Dataset records:
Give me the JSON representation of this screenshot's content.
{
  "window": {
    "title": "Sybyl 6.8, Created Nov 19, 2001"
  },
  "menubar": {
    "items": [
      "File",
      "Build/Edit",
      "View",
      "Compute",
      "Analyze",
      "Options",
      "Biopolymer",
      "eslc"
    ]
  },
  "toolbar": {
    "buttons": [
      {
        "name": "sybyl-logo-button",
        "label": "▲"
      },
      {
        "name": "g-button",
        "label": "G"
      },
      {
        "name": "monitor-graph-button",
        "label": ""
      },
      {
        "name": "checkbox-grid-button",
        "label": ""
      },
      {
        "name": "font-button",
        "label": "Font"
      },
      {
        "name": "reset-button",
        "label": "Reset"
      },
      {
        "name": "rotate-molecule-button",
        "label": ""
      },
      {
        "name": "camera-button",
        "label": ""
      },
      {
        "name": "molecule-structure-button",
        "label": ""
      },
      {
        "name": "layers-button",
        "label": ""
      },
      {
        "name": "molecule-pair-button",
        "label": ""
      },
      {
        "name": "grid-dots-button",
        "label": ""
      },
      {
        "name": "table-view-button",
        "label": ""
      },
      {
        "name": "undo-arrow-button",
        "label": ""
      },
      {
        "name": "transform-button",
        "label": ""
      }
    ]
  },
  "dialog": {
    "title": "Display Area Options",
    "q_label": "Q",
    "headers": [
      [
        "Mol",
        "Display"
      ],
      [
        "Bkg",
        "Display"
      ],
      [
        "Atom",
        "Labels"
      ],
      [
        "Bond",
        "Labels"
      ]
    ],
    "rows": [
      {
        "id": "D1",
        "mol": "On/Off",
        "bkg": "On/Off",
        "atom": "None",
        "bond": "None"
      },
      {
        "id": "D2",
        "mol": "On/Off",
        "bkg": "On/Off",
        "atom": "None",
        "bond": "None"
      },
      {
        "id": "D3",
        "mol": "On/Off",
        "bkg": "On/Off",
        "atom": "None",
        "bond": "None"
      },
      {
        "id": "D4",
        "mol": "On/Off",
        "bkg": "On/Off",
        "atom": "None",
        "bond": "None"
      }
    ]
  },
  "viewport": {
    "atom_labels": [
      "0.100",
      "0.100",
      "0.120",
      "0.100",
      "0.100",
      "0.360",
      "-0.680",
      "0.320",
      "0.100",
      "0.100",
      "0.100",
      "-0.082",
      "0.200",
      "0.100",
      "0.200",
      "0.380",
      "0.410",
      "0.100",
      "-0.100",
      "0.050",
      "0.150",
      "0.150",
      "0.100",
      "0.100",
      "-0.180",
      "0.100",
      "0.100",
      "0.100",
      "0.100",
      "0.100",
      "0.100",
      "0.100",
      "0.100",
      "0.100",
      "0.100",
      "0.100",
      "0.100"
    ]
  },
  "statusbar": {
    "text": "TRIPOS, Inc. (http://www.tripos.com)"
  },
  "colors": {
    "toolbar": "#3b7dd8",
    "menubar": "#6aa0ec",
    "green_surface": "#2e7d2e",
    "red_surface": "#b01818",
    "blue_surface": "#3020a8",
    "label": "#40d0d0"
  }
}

Instruction: For the material, find the number of lines holding the word "Options" and give that figure and nothing more.

Exercise answer: 2